* _Aim_
Transcribe each entry below exactly. Pictures do not go in the copy.
-- Task input start --
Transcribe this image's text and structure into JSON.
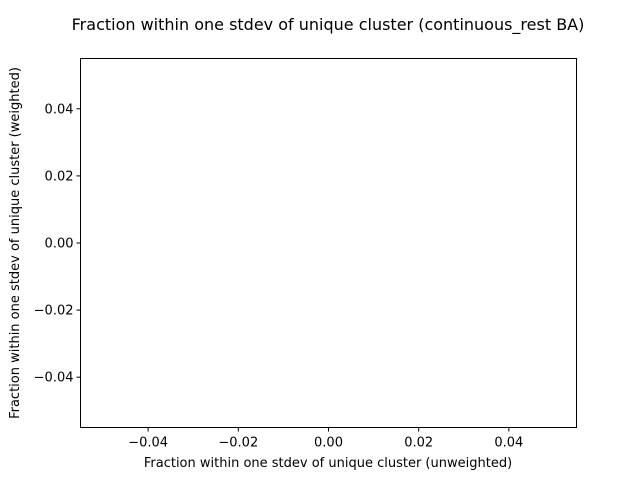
{
  "chart_data": {
    "type": "scatter",
    "title": "Fraction within one stdev of unique cluster (continuous_rest BA)",
    "xlabel": "Fraction within one stdev of unique cluster (unweighted)",
    "ylabel": "Fraction within one stdev of unique cluster (weighted)",
    "xlim": [
      -0.055,
      0.055
    ],
    "ylim": [
      -0.055,
      0.055
    ],
    "x_ticks": [
      -0.04,
      -0.02,
      0.0,
      0.02,
      0.04
    ],
    "x_tick_labels": [
      "−0.04",
      "−0.02",
      "0.00",
      "0.02",
      "0.04"
    ],
    "y_ticks": [
      -0.04,
      -0.02,
      0.0,
      0.02,
      0.04
    ],
    "y_tick_labels": [
      "−0.04",
      "−0.02",
      "0.00",
      "0.02",
      "0.04"
    ],
    "grid": false,
    "series": [
      {
        "x": [],
        "y": []
      }
    ]
  }
}
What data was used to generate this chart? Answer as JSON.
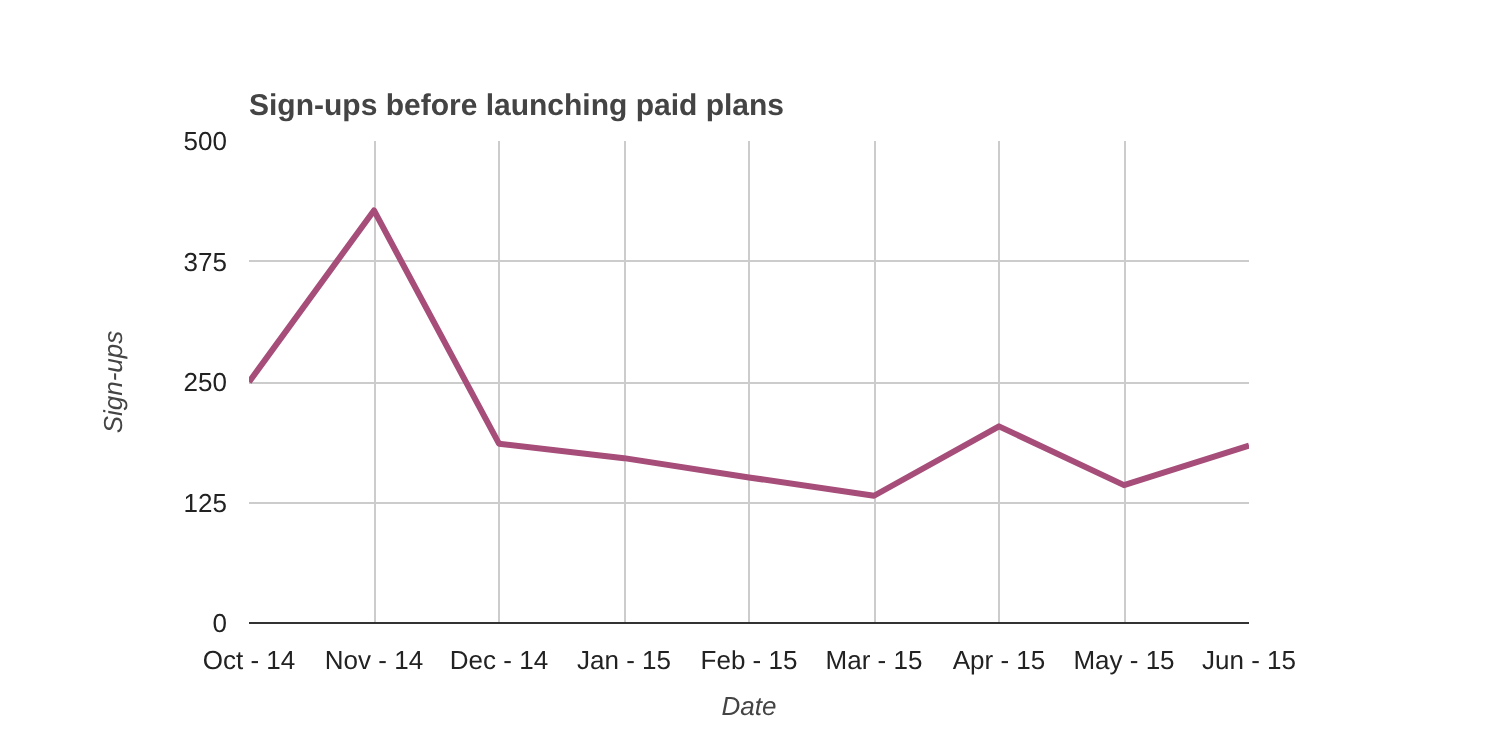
-- Task input end --
* _Response_
Transcribe this image's text and structure into JSON.
{
  "chart_data": {
    "type": "scatter",
    "title": "Fraction within one stdev of unique cluster (continuous_rest BA)",
    "xlabel": "Fraction within one stdev of unique cluster (unweighted)",
    "ylabel": "Fraction within one stdev of unique cluster (weighted)",
    "xlim": [
      -0.055,
      0.055
    ],
    "ylim": [
      -0.055,
      0.055
    ],
    "x_ticks": [
      -0.04,
      -0.02,
      0.0,
      0.02,
      0.04
    ],
    "x_tick_labels": [
      "−0.04",
      "−0.02",
      "0.00",
      "0.02",
      "0.04"
    ],
    "y_ticks": [
      -0.04,
      -0.02,
      0.0,
      0.02,
      0.04
    ],
    "y_tick_labels": [
      "−0.04",
      "−0.02",
      "0.00",
      "0.02",
      "0.04"
    ],
    "grid": false,
    "series": [
      {
        "x": [],
        "y": []
      }
    ]
  }
}
What data was used to generate this chart? Answer as JSON.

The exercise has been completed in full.